SELECTED EXCERPT:
We are gradually moving away from sector-based interfaces, towards
byte-based. Now that the block layer exposes byte-based allocation,
it's time to tackle the drivers.  Add a new callback that operates
on as small as byte boundaries. Subsequent patches will then update
individual drivers, then finally remove .bdrv_co_get_block_status().
The old code now uses a goto in order to minimize churn at that later
removal.

The new code also passes through the 'allocation' hint, which will
allow subsequent patches to further optimize callers that only care
about how much of the image is allocated, rather than which offsets
the allocation actually maps to.

Note that most drivers give sector-aligned answers, except at
end-of-file, even when request_alignment is smaller than a sector.
However, bdrv_getlength() is sector-aligned (even though it gives a
byte answer), often by exceeding the actual file size.  If we were to
give back strict results, at least file-posix.c would report a
transition from DATA to HOLE at the end of a file even in the middle
of a sector, which can throw off callers; so we intentionally lie and
state that any partial sector at the end of a file has the same
status for the entire sector.

Signed-off-by: Eric Blake <eblake@redhat.com>

---
v2: improve alignment handling, add additional 'allocation' argument
for future optimization potential, ensure all iotests still pass

Sending as an RFC as part of my third series; this patch is technically
the start of my fourth series, but given the rebase churn I've had
elsewhere, it can't hurt to get the interface looked at in case it
needs tweaking
---
 include/block/block_int.h |  9 ++++++++-
 block/io.c                | 27 ++++++++++++++++++++++++---
 2 files changed, 32 insertions(+), 4 deletions(-)

AVAILABLE DATA:
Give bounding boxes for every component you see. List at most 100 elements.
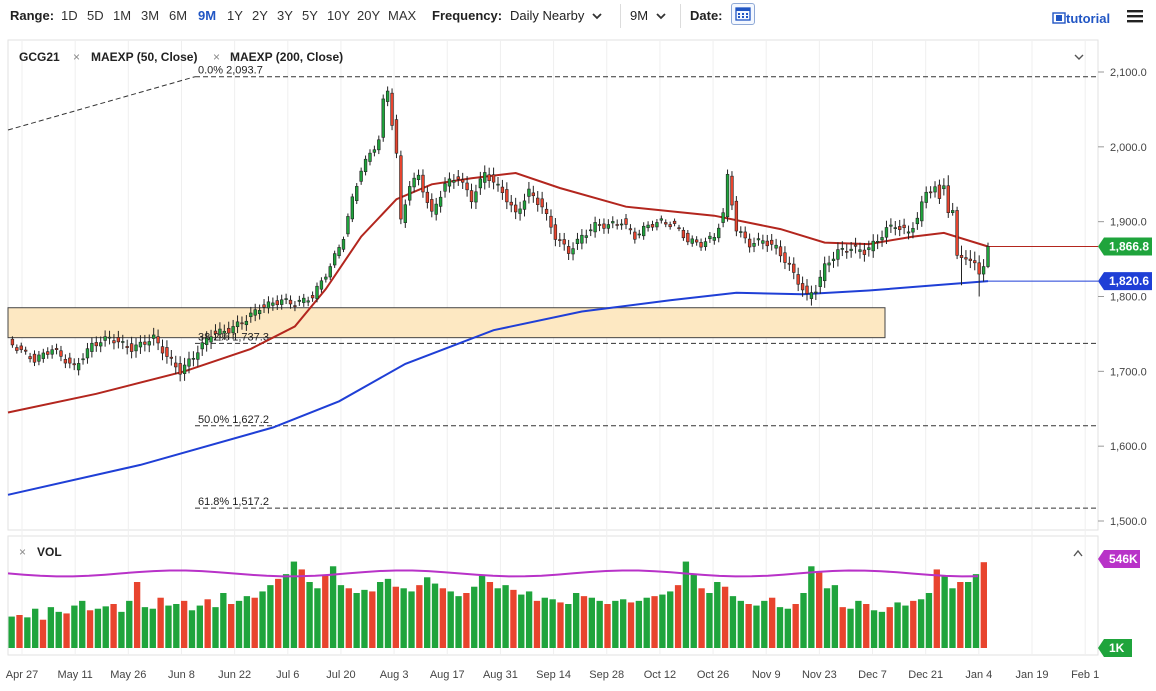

WHAT YOU NEED TO DO:
- A) According to the patch description, which callback will be removed once individual drivers have been updated?
- B) Reproduce the patch description between "We are gradually" and "finally remove .bdrv_co_get_block_status().", inclusive.

WORKED ANSWERS:
- A) .bdrv_co_get_block_status()

- B)
We are gradually moving away from sector-based interfaces, towards
byte-based. Now that the block layer exposes byte-based allocation,
it's time to tackle the drivers.  Add a new callback that operates
on as small as byte boundaries. Subsequent patches will then update
individual drivers, then finally remove .bdrv_co_get_block_status().